*EXERCISE DIRECTIONS*:
Copy every line of the items below exactly, leaving nothing out and changing nothing.

*DATA FOR THIS EXERCISE*:
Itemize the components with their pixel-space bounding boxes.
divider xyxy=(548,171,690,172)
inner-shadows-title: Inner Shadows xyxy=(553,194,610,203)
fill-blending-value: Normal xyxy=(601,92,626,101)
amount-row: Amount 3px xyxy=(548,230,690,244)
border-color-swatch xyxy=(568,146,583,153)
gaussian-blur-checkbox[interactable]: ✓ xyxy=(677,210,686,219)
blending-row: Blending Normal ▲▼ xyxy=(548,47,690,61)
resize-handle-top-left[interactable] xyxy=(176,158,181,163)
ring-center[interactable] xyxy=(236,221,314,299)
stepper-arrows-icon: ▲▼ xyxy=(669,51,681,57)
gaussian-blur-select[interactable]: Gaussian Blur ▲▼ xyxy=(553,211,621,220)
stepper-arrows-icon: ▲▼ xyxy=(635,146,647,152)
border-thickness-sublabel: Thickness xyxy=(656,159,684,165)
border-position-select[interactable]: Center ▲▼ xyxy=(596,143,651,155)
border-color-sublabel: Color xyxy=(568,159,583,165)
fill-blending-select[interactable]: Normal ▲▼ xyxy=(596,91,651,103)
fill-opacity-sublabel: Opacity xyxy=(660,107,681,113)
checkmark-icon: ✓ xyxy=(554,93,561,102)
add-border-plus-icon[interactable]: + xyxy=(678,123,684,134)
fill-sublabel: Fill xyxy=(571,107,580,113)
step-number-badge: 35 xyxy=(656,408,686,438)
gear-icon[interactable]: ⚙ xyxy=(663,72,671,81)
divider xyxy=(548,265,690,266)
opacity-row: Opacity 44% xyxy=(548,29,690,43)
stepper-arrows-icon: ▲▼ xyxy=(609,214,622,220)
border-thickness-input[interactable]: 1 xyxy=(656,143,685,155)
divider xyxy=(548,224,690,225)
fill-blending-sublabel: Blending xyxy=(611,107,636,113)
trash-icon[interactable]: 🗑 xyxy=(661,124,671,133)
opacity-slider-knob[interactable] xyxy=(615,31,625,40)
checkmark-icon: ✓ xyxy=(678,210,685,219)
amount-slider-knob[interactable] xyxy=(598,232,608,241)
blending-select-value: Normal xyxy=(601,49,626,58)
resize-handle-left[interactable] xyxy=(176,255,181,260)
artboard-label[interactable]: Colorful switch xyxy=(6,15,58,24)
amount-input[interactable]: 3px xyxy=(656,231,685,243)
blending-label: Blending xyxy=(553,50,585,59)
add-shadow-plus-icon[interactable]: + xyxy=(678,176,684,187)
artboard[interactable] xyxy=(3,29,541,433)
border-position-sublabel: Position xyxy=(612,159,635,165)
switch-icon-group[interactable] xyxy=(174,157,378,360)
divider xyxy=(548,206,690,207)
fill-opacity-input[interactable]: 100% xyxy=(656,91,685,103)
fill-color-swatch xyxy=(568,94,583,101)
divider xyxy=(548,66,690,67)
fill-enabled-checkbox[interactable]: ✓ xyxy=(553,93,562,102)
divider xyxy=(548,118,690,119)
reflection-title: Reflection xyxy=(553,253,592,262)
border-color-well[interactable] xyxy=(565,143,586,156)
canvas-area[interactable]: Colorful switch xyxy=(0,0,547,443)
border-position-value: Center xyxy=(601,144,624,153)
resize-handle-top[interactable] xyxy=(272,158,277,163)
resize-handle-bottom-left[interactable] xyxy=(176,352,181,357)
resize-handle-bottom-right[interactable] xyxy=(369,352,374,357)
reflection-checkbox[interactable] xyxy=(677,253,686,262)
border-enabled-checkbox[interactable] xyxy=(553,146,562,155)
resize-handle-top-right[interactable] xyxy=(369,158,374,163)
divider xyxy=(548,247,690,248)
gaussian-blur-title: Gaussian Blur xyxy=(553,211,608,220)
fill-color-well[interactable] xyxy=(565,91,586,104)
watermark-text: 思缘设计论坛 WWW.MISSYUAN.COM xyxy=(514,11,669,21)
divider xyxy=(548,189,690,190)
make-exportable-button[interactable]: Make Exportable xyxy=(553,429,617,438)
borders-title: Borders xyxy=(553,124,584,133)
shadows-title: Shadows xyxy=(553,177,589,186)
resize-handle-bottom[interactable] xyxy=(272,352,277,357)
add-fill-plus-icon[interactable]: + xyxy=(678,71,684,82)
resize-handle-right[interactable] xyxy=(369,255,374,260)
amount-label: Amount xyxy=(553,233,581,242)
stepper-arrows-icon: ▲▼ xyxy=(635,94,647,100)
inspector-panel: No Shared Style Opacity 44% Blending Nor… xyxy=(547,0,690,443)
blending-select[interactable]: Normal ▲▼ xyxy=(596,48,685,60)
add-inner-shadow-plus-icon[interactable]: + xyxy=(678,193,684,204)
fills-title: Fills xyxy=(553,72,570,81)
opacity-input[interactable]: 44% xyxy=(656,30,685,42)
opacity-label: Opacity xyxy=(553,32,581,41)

*RESPONSE TO THE TASK*:
Itemize the components with their pixel-space bounding boxes.
divider xyxy=(548,171,690,172)
inner-shadows-title: Inner Shadows xyxy=(553,194,610,203)
fill-blending-value: Normal xyxy=(601,92,626,101)
amount-row: Amount 3px xyxy=(548,230,690,244)
border-color-swatch xyxy=(568,146,583,153)
gaussian-blur-checkbox[interactable]: ✓ xyxy=(677,210,686,219)
blending-row: Blending Normal ▲▼ xyxy=(548,47,690,61)
resize-handle-top-left[interactable] xyxy=(176,158,181,163)
ring-center[interactable] xyxy=(236,221,314,299)
stepper-arrows-icon: ▲▼ xyxy=(669,51,681,57)
gaussian-blur-select[interactable]: Gaussian Blur ▲▼ xyxy=(553,211,621,220)
stepper-arrows-icon: ▲▼ xyxy=(635,146,647,152)
border-thickness-sublabel: Thickness xyxy=(656,159,684,165)
border-position-select[interactable]: Center ▲▼ xyxy=(596,143,651,155)
border-color-sublabel: Color xyxy=(568,159,583,165)
fill-blending-select[interactable]: Normal ▲▼ xyxy=(596,91,651,103)
fill-opacity-sublabel: Opacity xyxy=(660,107,681,113)
checkmark-icon: ✓ xyxy=(554,93,561,102)
add-border-plus-icon[interactable]: + xyxy=(678,123,684,134)
fill-sublabel: Fill xyxy=(571,107,580,113)
step-number-badge: 35 xyxy=(656,408,686,438)
gear-icon[interactable]: ⚙ xyxy=(663,72,671,81)
divider xyxy=(548,265,690,266)
opacity-row: Opacity 44% xyxy=(548,29,690,43)
stepper-arrows-icon: ▲▼ xyxy=(609,214,622,220)
border-thickness-input[interactable]: 1 xyxy=(656,143,685,155)
divider xyxy=(548,224,690,225)
fill-blending-sublabel: Blending xyxy=(611,107,636,113)
trash-icon[interactable]: 🗑 xyxy=(661,124,671,133)
opacity-slider-knob[interactable] xyxy=(615,31,625,40)
checkmark-icon: ✓ xyxy=(678,210,685,219)
amount-slider-knob[interactable] xyxy=(598,232,608,241)
blending-select-value: Normal xyxy=(601,49,626,58)
resize-handle-left[interactable] xyxy=(176,255,181,260)
artboard-label[interactable]: Colorful switch xyxy=(6,15,58,24)
amount-input[interactable]: 3px xyxy=(656,231,685,243)
blending-label: Blending xyxy=(553,50,585,59)
add-shadow-plus-icon[interactable]: + xyxy=(678,176,684,187)
artboard[interactable] xyxy=(3,29,541,433)
border-position-sublabel: Position xyxy=(612,159,635,165)
switch-icon-group[interactable] xyxy=(174,157,378,360)
divider xyxy=(548,206,690,207)
fill-opacity-input[interactable]: 100% xyxy=(656,91,685,103)
fill-color-swatch xyxy=(568,94,583,101)
divider xyxy=(548,66,690,67)
fill-enabled-checkbox[interactable]: ✓ xyxy=(553,93,562,102)
divider xyxy=(548,118,690,119)
reflection-title: Reflection xyxy=(553,253,592,262)
border-color-well[interactable] xyxy=(565,143,586,156)
canvas-area[interactable]: Colorful switch xyxy=(0,0,547,443)
border-position-value: Center xyxy=(601,144,624,153)
resize-handle-top[interactable] xyxy=(272,158,277,163)
resize-handle-bottom-left[interactable] xyxy=(176,352,181,357)
resize-handle-bottom-right[interactable] xyxy=(369,352,374,357)
reflection-checkbox[interactable] xyxy=(677,253,686,262)
border-enabled-checkbox[interactable] xyxy=(553,146,562,155)
resize-handle-top-right[interactable] xyxy=(369,158,374,163)
divider xyxy=(548,247,690,248)
gaussian-blur-title: Gaussian Blur xyxy=(553,211,608,220)
fill-color-well[interactable] xyxy=(565,91,586,104)
watermark-text: 思缘设计论坛 WWW.MISSYUAN.COM xyxy=(514,11,669,21)
divider xyxy=(548,189,690,190)
make-exportable-button[interactable]: Make Exportable xyxy=(553,429,617,438)
borders-title: Borders xyxy=(553,124,584,133)
shadows-title: Shadows xyxy=(553,177,589,186)
resize-handle-bottom[interactable] xyxy=(272,352,277,357)
add-fill-plus-icon[interactable]: + xyxy=(678,71,684,82)
resize-handle-right[interactable] xyxy=(369,255,374,260)
amount-label: Amount xyxy=(553,233,581,242)
stepper-arrows-icon: ▲▼ xyxy=(635,94,647,100)
inspector-panel: No Shared Style Opacity 44% Blending Nor… xyxy=(547,0,690,443)
blending-select[interactable]: Normal ▲▼ xyxy=(596,48,685,60)
add-inner-shadow-plus-icon[interactable]: + xyxy=(678,193,684,204)
fills-title: Fills xyxy=(553,72,570,81)
opacity-input[interactable]: 44% xyxy=(656,30,685,42)
opacity-label: Opacity xyxy=(553,32,581,41)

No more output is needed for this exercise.